* _The exercise_
Search the material for the string "Customer", then return every line where it is found.

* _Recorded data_

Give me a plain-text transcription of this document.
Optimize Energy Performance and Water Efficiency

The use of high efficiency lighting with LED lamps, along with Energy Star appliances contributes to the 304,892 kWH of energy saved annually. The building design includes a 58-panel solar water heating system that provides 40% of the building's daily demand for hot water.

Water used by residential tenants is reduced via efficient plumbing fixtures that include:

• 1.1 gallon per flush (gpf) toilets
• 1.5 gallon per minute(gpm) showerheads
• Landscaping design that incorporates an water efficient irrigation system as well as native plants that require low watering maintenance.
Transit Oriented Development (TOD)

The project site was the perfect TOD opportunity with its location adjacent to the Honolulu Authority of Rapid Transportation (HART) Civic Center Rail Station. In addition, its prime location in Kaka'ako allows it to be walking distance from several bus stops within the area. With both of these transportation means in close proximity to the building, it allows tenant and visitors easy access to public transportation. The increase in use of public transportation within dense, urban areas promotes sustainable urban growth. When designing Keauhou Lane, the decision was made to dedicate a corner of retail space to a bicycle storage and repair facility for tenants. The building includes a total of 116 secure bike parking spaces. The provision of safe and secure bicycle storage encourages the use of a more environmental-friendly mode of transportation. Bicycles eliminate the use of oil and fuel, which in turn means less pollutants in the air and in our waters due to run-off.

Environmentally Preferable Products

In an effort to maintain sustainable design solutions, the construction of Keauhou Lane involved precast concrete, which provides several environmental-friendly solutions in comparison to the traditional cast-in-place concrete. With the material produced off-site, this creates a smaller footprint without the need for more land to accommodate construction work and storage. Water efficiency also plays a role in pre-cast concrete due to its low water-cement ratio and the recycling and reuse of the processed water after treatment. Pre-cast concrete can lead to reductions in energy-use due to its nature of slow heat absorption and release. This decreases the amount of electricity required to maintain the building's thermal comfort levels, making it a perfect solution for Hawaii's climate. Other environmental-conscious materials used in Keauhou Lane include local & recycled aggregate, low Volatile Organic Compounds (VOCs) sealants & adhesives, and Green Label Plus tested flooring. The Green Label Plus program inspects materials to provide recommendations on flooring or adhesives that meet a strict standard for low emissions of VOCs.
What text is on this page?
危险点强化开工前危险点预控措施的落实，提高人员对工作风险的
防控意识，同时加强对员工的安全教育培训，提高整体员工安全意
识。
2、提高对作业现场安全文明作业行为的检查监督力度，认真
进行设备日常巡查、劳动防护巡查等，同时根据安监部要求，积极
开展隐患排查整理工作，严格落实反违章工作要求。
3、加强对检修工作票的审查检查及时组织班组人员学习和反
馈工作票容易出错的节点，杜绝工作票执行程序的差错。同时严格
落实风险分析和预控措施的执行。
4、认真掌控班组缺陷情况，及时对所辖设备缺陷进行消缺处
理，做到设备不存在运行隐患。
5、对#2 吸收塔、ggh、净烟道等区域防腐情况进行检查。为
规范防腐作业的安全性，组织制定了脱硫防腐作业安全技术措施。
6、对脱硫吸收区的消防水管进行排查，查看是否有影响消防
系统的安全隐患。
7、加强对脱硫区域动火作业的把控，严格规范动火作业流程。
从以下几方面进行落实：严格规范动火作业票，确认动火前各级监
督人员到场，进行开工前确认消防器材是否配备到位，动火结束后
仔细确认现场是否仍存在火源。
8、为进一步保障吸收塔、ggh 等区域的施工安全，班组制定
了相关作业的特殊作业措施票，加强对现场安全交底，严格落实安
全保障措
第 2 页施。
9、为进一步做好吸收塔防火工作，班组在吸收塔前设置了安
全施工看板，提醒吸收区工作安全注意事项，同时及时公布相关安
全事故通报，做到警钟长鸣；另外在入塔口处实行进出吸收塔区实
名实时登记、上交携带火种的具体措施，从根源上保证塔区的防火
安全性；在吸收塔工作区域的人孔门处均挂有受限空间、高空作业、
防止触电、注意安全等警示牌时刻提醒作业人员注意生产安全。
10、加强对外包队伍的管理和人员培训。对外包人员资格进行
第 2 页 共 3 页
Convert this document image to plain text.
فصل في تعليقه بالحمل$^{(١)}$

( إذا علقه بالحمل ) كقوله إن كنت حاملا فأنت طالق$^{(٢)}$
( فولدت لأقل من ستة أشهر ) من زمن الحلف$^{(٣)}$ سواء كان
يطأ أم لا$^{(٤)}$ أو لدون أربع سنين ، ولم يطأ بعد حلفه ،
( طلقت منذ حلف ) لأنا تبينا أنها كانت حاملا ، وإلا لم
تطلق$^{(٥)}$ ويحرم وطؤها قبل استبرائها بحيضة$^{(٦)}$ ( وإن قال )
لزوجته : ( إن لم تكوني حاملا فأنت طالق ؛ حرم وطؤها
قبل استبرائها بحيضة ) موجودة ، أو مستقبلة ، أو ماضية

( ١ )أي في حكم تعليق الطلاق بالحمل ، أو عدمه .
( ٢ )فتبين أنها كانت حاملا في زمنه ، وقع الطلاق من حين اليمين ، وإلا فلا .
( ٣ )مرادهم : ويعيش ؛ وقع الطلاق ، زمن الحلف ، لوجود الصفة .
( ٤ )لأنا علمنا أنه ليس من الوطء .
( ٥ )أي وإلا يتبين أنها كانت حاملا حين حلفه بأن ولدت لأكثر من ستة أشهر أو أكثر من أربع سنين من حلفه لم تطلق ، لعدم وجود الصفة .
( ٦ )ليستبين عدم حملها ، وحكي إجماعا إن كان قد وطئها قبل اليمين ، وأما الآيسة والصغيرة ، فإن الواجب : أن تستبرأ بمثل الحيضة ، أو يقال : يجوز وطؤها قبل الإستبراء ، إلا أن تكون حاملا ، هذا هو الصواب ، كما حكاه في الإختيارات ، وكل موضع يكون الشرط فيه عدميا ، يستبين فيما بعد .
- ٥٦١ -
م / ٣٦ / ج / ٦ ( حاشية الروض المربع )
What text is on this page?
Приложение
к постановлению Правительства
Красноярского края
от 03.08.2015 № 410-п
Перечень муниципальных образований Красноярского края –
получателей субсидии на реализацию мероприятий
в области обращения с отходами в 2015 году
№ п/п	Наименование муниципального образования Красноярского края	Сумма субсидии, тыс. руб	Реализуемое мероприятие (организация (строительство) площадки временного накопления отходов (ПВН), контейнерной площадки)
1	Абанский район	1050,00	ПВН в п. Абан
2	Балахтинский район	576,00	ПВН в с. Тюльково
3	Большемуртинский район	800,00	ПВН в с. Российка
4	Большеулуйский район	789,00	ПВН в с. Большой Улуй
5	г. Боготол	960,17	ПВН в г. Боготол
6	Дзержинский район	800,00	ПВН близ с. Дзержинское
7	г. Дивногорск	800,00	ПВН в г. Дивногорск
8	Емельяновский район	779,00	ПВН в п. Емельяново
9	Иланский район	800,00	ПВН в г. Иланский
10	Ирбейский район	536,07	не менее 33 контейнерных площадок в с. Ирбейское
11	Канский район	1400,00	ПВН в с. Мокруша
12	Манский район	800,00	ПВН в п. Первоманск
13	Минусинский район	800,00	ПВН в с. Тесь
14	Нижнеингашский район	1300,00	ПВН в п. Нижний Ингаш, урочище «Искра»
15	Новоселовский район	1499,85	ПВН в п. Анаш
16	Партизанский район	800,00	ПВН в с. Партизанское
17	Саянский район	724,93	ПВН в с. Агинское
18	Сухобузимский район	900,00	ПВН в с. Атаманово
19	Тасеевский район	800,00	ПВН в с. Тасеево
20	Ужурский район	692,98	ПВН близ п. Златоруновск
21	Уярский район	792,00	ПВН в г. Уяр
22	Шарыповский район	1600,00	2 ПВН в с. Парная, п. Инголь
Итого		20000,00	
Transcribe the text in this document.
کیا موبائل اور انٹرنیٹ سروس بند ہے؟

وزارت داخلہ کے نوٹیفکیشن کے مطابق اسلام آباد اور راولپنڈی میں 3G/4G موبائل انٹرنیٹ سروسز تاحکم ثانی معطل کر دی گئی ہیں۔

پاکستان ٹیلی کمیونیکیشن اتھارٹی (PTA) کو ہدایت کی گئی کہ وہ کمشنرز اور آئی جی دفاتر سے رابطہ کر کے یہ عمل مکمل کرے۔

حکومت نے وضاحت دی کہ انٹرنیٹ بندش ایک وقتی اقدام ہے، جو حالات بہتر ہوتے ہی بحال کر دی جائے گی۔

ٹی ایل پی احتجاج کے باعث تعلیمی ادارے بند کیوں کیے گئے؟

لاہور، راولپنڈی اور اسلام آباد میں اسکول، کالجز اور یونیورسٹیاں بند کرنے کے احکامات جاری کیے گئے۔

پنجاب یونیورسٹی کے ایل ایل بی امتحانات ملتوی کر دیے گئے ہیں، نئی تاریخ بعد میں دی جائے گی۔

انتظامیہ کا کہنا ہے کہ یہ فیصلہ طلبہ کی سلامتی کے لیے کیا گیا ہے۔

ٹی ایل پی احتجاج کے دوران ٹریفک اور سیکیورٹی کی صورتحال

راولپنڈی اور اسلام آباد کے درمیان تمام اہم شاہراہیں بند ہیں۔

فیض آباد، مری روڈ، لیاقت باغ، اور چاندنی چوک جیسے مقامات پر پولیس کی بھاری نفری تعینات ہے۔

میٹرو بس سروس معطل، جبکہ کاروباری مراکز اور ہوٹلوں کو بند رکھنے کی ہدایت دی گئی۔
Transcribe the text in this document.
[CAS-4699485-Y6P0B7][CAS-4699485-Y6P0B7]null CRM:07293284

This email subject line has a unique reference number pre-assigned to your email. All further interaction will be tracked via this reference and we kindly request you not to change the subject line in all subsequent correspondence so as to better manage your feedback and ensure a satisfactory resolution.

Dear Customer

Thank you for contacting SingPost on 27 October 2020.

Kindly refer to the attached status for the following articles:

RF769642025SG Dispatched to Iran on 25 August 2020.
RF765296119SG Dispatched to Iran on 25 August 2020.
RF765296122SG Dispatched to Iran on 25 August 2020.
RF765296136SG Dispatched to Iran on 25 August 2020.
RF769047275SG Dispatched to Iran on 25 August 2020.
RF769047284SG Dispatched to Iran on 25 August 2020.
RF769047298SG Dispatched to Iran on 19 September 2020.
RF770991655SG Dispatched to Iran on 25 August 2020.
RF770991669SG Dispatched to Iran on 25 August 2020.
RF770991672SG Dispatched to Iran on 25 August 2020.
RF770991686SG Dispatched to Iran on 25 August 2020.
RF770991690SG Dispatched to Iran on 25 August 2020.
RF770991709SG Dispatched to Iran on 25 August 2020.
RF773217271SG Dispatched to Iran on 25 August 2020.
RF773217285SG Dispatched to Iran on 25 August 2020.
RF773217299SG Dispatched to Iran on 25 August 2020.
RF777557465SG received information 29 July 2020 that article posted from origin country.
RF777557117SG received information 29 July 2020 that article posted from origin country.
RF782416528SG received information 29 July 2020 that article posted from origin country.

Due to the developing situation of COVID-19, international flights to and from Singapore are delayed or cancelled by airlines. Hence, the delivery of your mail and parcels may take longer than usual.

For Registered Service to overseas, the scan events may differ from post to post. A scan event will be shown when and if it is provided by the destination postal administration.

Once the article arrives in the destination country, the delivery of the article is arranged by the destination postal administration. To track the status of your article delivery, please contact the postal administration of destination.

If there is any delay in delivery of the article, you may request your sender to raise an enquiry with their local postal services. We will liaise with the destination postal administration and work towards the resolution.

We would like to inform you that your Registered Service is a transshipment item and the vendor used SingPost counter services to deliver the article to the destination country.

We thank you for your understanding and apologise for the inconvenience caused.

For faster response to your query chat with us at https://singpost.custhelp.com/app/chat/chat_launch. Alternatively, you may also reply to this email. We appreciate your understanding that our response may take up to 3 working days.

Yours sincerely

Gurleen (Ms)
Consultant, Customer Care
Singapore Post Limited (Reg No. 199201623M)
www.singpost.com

* _Task solution_
Dear Customer
Consultant, Customer Care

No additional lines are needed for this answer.